Requirements.
Write out each record below exactly as it appears, with no pictures.

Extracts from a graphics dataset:

..............................

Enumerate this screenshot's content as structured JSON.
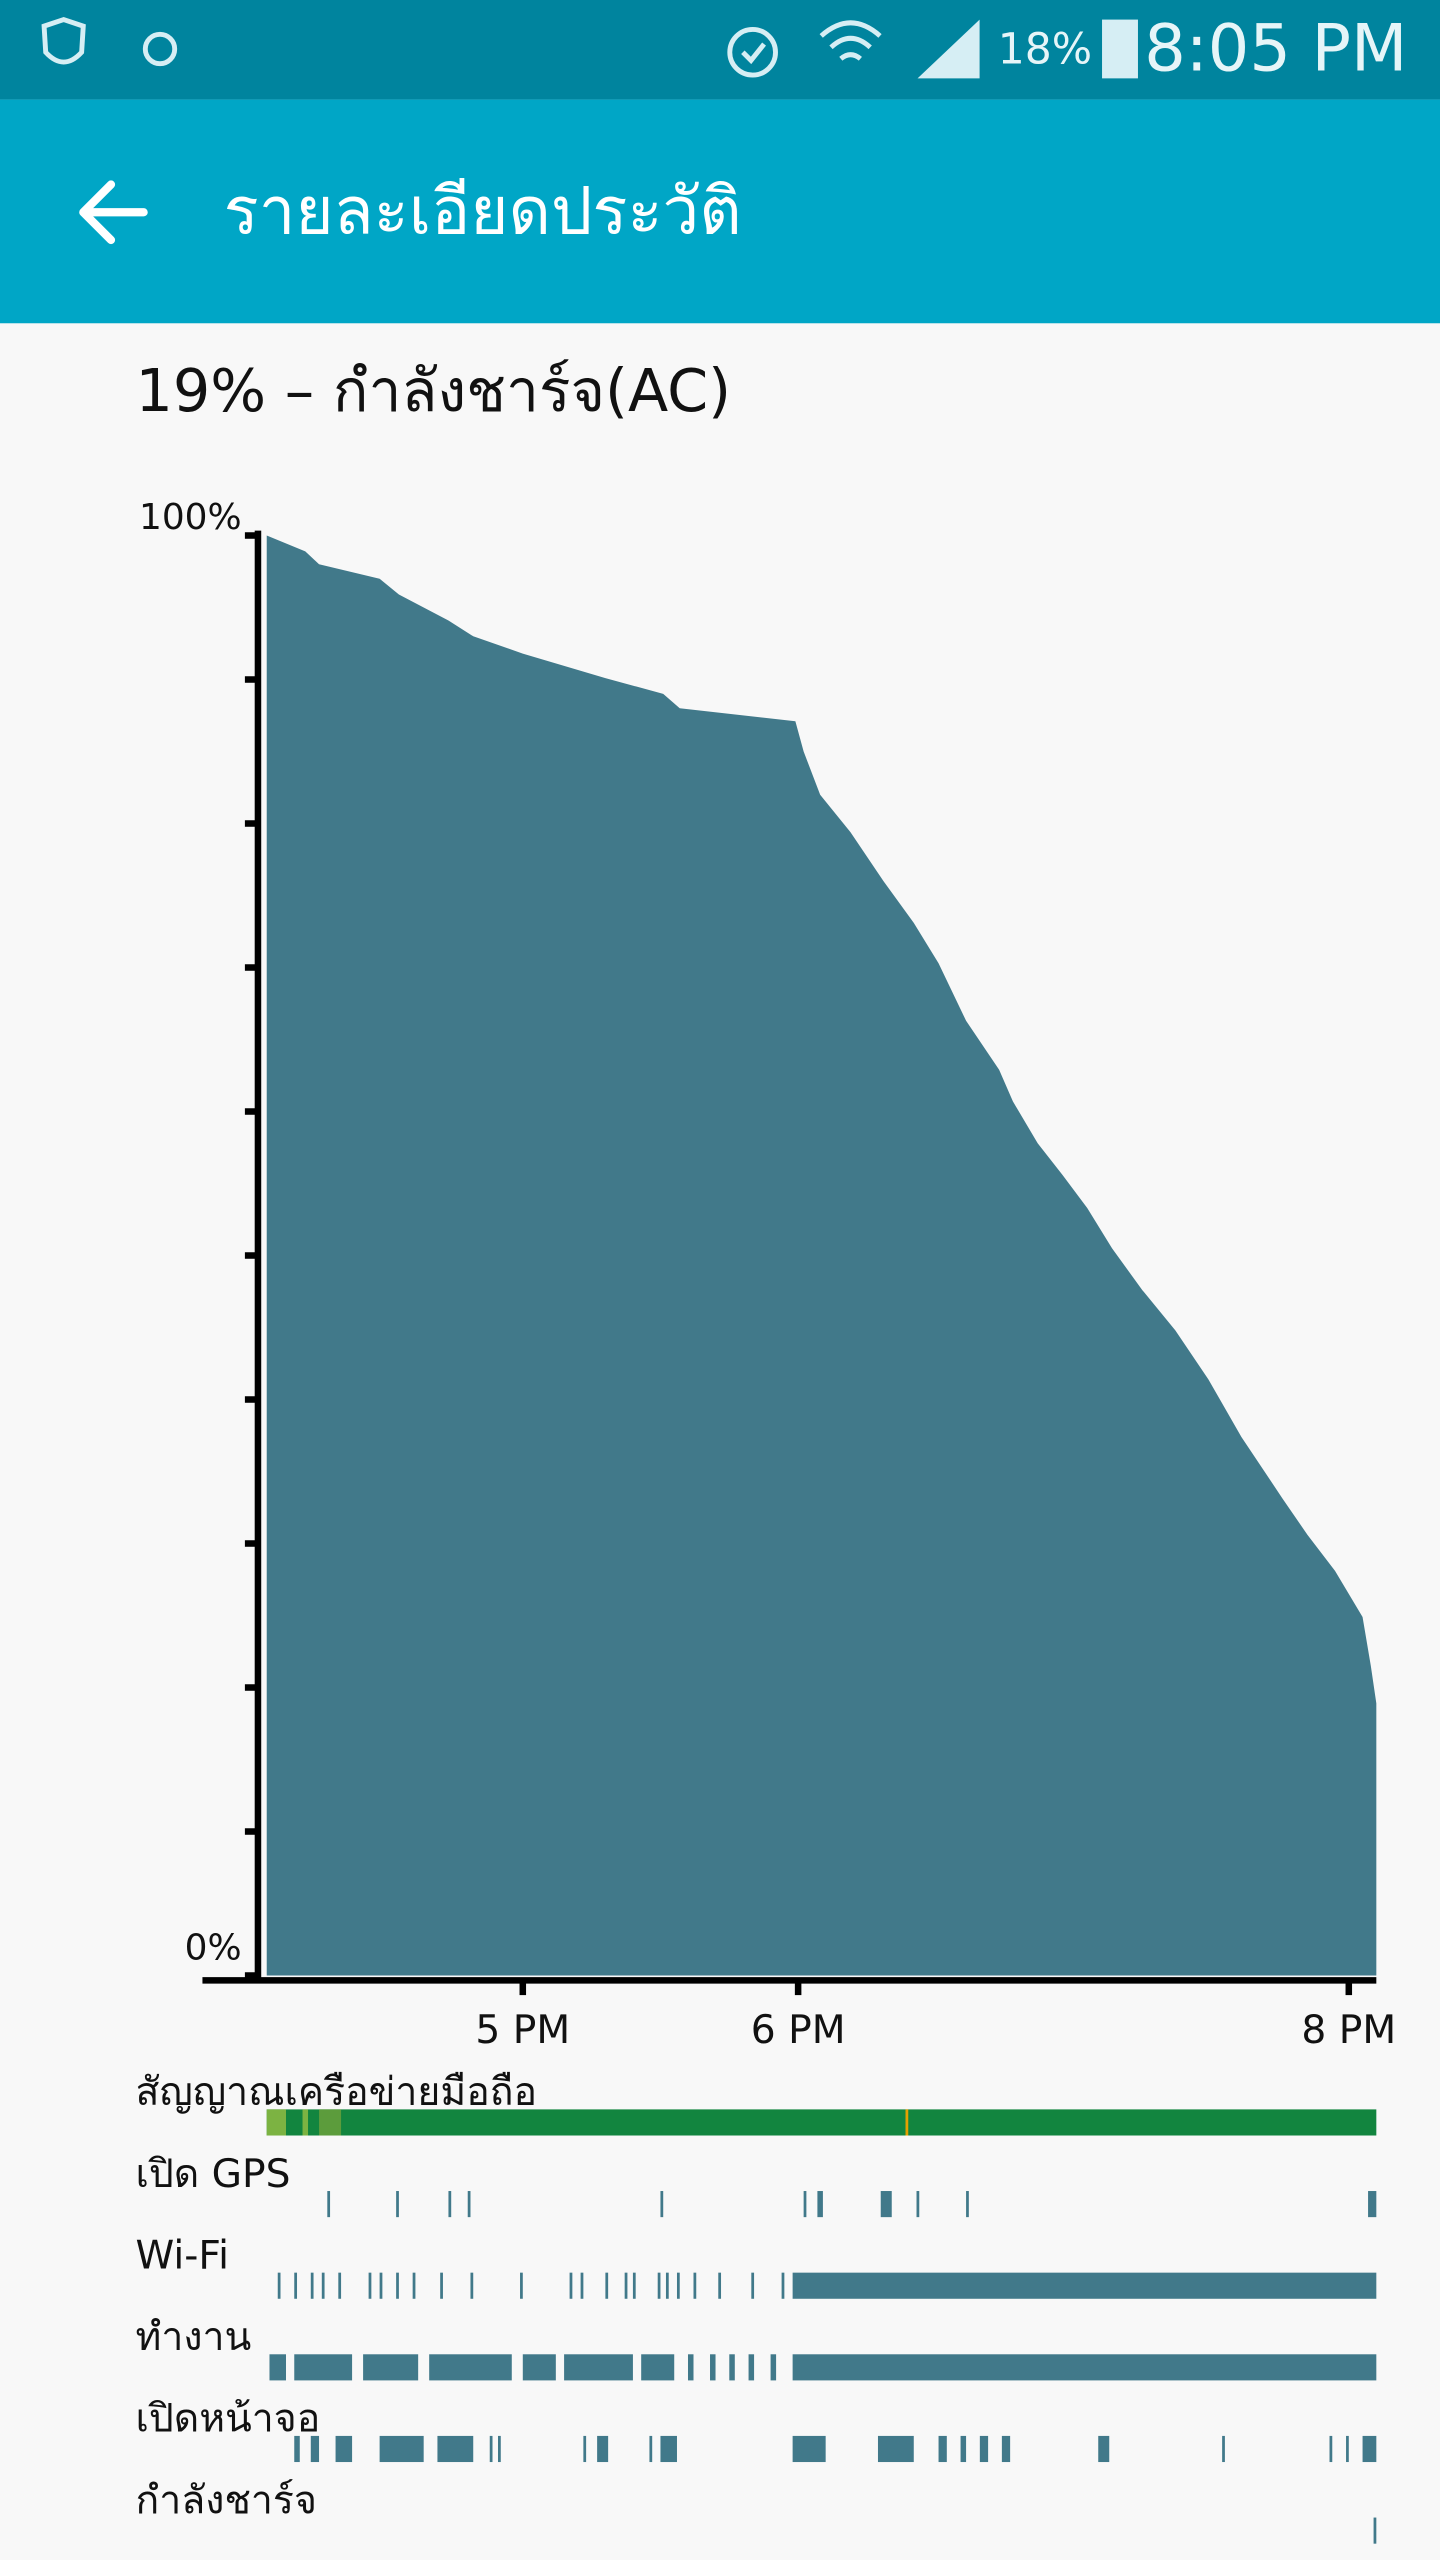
{
  "status_bar": {
    "battery": "18%",
    "time": "8:05 PM"
  },
  "app_bar": {
    "title": "รายละเอียดประวัติ"
  },
  "chart_data": {
    "type": "area",
    "title": "19% – กำลังชาร์จ(AC)",
    "x": [
      16.07,
      16.21,
      16.26,
      16.48,
      16.55,
      16.73,
      16.82,
      17.0,
      17.3,
      17.51,
      17.57,
      17.99,
      18.02,
      18.08,
      18.19,
      18.31,
      18.42,
      18.51,
      18.61,
      18.73,
      18.78,
      18.87,
      18.96,
      19.05,
      19.14,
      19.25,
      19.37,
      19.49,
      19.61,
      19.76,
      19.85,
      19.95,
      20.05,
      20.08,
      20.1
    ],
    "values": [
      100,
      98.9,
      98,
      97,
      95.9,
      94.1,
      93,
      91.8,
      90.1,
      89,
      88,
      87.1,
      85,
      82,
      79.4,
      76,
      73.1,
      70.3,
      66.3,
      62.9,
      60.7,
      57.8,
      55.6,
      53.3,
      50.5,
      47.6,
      44.8,
      41.4,
      37.4,
      33.1,
      30.6,
      28.1,
      24.9,
      21.5,
      18.9
    ],
    "color": "#41798a",
    "xlim": [
      16.05,
      20.1
    ],
    "xticks": [
      {
        "value": 17,
        "label": "5 PM"
      },
      {
        "value": 18,
        "label": "6 PM"
      },
      {
        "value": 20,
        "label": "8 PM"
      }
    ],
    "ylim": [
      0,
      100
    ],
    "yticks": [
      {
        "value": 0,
        "label": "0%"
      },
      {
        "value": 100,
        "label": "100%"
      }
    ],
    "yminor_ticks": [
      10,
      20,
      30,
      40,
      50,
      60,
      70,
      80,
      90
    ],
    "activity": [
      {
        "name": "สัญญาณเครือข่ายมือถือ",
        "color": "#12853f",
        "segments": [
          [
            16.07,
            20.1
          ],
          [
            16.07,
            16.14
          ],
          [
            16.2,
            16.22
          ],
          [
            16.26,
            16.34
          ],
          [
            18.39,
            18.4
          ]
        ],
        "segment_colors": [
          "#12853f",
          "#7cb342",
          "#7cb342",
          "#5c9c3c",
          "#e5a000"
        ]
      },
      {
        "name": "เปิด GPS",
        "color": "#41798a",
        "segments": [
          [
            16.29,
            16.3
          ],
          [
            16.54,
            16.55
          ],
          [
            16.73,
            16.74
          ],
          [
            16.8,
            16.81
          ],
          [
            17.5,
            17.51
          ],
          [
            18.02,
            18.03
          ],
          [
            18.07,
            18.09
          ],
          [
            18.3,
            18.34
          ],
          [
            18.43,
            18.44
          ],
          [
            18.61,
            18.62
          ],
          [
            20.07,
            20.1
          ]
        ]
      },
      {
        "name": "Wi-Fi",
        "color": "#41798a",
        "segments": [
          [
            16.11,
            16.12
          ],
          [
            16.17,
            16.18
          ],
          [
            16.23,
            16.24
          ],
          [
            16.27,
            16.28
          ],
          [
            16.33,
            16.34
          ],
          [
            16.44,
            16.45
          ],
          [
            16.48,
            16.49
          ],
          [
            16.54,
            16.55
          ],
          [
            16.6,
            16.61
          ],
          [
            16.7,
            16.71
          ],
          [
            16.81,
            16.82
          ],
          [
            16.99,
            17.0
          ],
          [
            17.17,
            17.18
          ],
          [
            17.21,
            17.22
          ],
          [
            17.3,
            17.31
          ],
          [
            17.37,
            17.38
          ],
          [
            17.4,
            17.41
          ],
          [
            17.49,
            17.5
          ],
          [
            17.52,
            17.53
          ],
          [
            17.56,
            17.57
          ],
          [
            17.62,
            17.63
          ],
          [
            17.71,
            17.72
          ],
          [
            17.83,
            17.84
          ],
          [
            17.94,
            17.95
          ],
          [
            17.98,
            20.1
          ]
        ]
      },
      {
        "name": "ทำงาน",
        "color": "#41798a",
        "segments": [
          [
            16.08,
            16.14
          ],
          [
            16.17,
            16.38
          ],
          [
            16.42,
            16.62
          ],
          [
            16.66,
            16.96
          ],
          [
            17.0,
            17.12
          ],
          [
            17.15,
            17.4
          ],
          [
            17.43,
            17.55
          ],
          [
            17.6,
            17.62
          ],
          [
            17.68,
            17.7
          ],
          [
            17.75,
            17.77
          ],
          [
            17.82,
            17.84
          ],
          [
            17.9,
            17.92
          ],
          [
            17.98,
            20.1
          ]
        ]
      },
      {
        "name": "เปิดหน้าจอ",
        "color": "#41798a",
        "segments": [
          [
            16.17,
            16.19
          ],
          [
            16.23,
            16.26
          ],
          [
            16.32,
            16.38
          ],
          [
            16.48,
            16.64
          ],
          [
            16.69,
            16.82
          ],
          [
            16.88,
            16.89
          ],
          [
            16.91,
            16.92
          ],
          [
            17.22,
            17.23
          ],
          [
            17.27,
            17.31
          ],
          [
            17.46,
            17.47
          ],
          [
            17.5,
            17.56
          ],
          [
            17.98,
            18.1
          ],
          [
            18.29,
            18.42
          ],
          [
            18.51,
            18.54
          ],
          [
            18.59,
            18.61
          ],
          [
            18.66,
            18.69
          ],
          [
            18.74,
            18.77
          ],
          [
            19.09,
            19.13
          ],
          [
            19.54,
            19.55
          ],
          [
            19.93,
            19.94
          ],
          [
            19.99,
            20.0
          ],
          [
            20.05,
            20.1
          ]
        ]
      },
      {
        "name": "กำลังชาร์จ",
        "color": "#41798a",
        "segments": [
          [
            20.09,
            20.1
          ]
        ]
      }
    ]
  }
}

..............................

Result of the task.
Enumerate this screenshot's content as structured JSON.
{
  "status_bar": {
    "battery": "18%",
    "time": "8:05 PM"
  },
  "app_bar": {
    "title": "รายละเอียดประวัติ"
  },
  "chart_data": {
    "type": "area",
    "title": "19% – กำลังชาร์จ(AC)",
    "x": [
      16.07,
      16.21,
      16.26,
      16.48,
      16.55,
      16.73,
      16.82,
      17.0,
      17.3,
      17.51,
      17.57,
      17.99,
      18.02,
      18.08,
      18.19,
      18.31,
      18.42,
      18.51,
      18.61,
      18.73,
      18.78,
      18.87,
      18.96,
      19.05,
      19.14,
      19.25,
      19.37,
      19.49,
      19.61,
      19.76,
      19.85,
      19.95,
      20.05,
      20.08,
      20.1
    ],
    "values": [
      100,
      98.9,
      98,
      97,
      95.9,
      94.1,
      93,
      91.8,
      90.1,
      89,
      88,
      87.1,
      85,
      82,
      79.4,
      76,
      73.1,
      70.3,
      66.3,
      62.9,
      60.7,
      57.8,
      55.6,
      53.3,
      50.5,
      47.6,
      44.8,
      41.4,
      37.4,
      33.1,
      30.6,
      28.1,
      24.9,
      21.5,
      18.9
    ],
    "color": "#41798a",
    "xlim": [
      16.05,
      20.1
    ],
    "xticks": [
      {
        "value": 17,
        "label": "5 PM"
      },
      {
        "value": 18,
        "label": "6 PM"
      },
      {
        "value": 20,
        "label": "8 PM"
      }
    ],
    "ylim": [
      0,
      100
    ],
    "yticks": [
      {
        "value": 0,
        "label": "0%"
      },
      {
        "value": 100,
        "label": "100%"
      }
    ],
    "yminor_ticks": [
      10,
      20,
      30,
      40,
      50,
      60,
      70,
      80,
      90
    ],
    "activity": [
      {
        "name": "สัญญาณเครือข่ายมือถือ",
        "color": "#12853f",
        "segments": [
          [
            16.07,
            20.1
          ],
          [
            16.07,
            16.14
          ],
          [
            16.2,
            16.22
          ],
          [
            16.26,
            16.34
          ],
          [
            18.39,
            18.4
          ]
        ],
        "segment_colors": [
          "#12853f",
          "#7cb342",
          "#7cb342",
          "#5c9c3c",
          "#e5a000"
        ]
      },
      {
        "name": "เปิด GPS",
        "color": "#41798a",
        "segments": [
          [
            16.29,
            16.3
          ],
          [
            16.54,
            16.55
          ],
          [
            16.73,
            16.74
          ],
          [
            16.8,
            16.81
          ],
          [
            17.5,
            17.51
          ],
          [
            18.02,
            18.03
          ],
          [
            18.07,
            18.09
          ],
          [
            18.3,
            18.34
          ],
          [
            18.43,
            18.44
          ],
          [
            18.61,
            18.62
          ],
          [
            20.07,
            20.1
          ]
        ]
      },
      {
        "name": "Wi-Fi",
        "color": "#41798a",
        "segments": [
          [
            16.11,
            16.12
          ],
          [
            16.17,
            16.18
          ],
          [
            16.23,
            16.24
          ],
          [
            16.27,
            16.28
          ],
          [
            16.33,
            16.34
          ],
          [
            16.44,
            16.45
          ],
          [
            16.48,
            16.49
          ],
          [
            16.54,
            16.55
          ],
          [
            16.6,
            16.61
          ],
          [
            16.7,
            16.71
          ],
          [
            16.81,
            16.82
          ],
          [
            16.99,
            17.0
          ],
          [
            17.17,
            17.18
          ],
          [
            17.21,
            17.22
          ],
          [
            17.3,
            17.31
          ],
          [
            17.37,
            17.38
          ],
          [
            17.4,
            17.41
          ],
          [
            17.49,
            17.5
          ],
          [
            17.52,
            17.53
          ],
          [
            17.56,
            17.57
          ],
          [
            17.62,
            17.63
          ],
          [
            17.71,
            17.72
          ],
          [
            17.83,
            17.84
          ],
          [
            17.94,
            17.95
          ],
          [
            17.98,
            20.1
          ]
        ]
      },
      {
        "name": "ทำงาน",
        "color": "#41798a",
        "segments": [
          [
            16.08,
            16.14
          ],
          [
            16.17,
            16.38
          ],
          [
            16.42,
            16.62
          ],
          [
            16.66,
            16.96
          ],
          [
            17.0,
            17.12
          ],
          [
            17.15,
            17.4
          ],
          [
            17.43,
            17.55
          ],
          [
            17.6,
            17.62
          ],
          [
            17.68,
            17.7
          ],
          [
            17.75,
            17.77
          ],
          [
            17.82,
            17.84
          ],
          [
            17.9,
            17.92
          ],
          [
            17.98,
            20.1
          ]
        ]
      },
      {
        "name": "เปิดหน้าจอ",
        "color": "#41798a",
        "segments": [
          [
            16.17,
            16.19
          ],
          [
            16.23,
            16.26
          ],
          [
            16.32,
            16.38
          ],
          [
            16.48,
            16.64
          ],
          [
            16.69,
            16.82
          ],
          [
            16.88,
            16.89
          ],
          [
            16.91,
            16.92
          ],
          [
            17.22,
            17.23
          ],
          [
            17.27,
            17.31
          ],
          [
            17.46,
            17.47
          ],
          [
            17.5,
            17.56
          ],
          [
            17.98,
            18.1
          ],
          [
            18.29,
            18.42
          ],
          [
            18.51,
            18.54
          ],
          [
            18.59,
            18.61
          ],
          [
            18.66,
            18.69
          ],
          [
            18.74,
            18.77
          ],
          [
            19.09,
            19.13
          ],
          [
            19.54,
            19.55
          ],
          [
            19.93,
            19.94
          ],
          [
            19.99,
            20.0
          ],
          [
            20.05,
            20.1
          ]
        ]
      },
      {
        "name": "กำลังชาร์จ",
        "color": "#41798a",
        "segments": [
          [
            20.09,
            20.1
          ]
        ]
      }
    ]
  }
}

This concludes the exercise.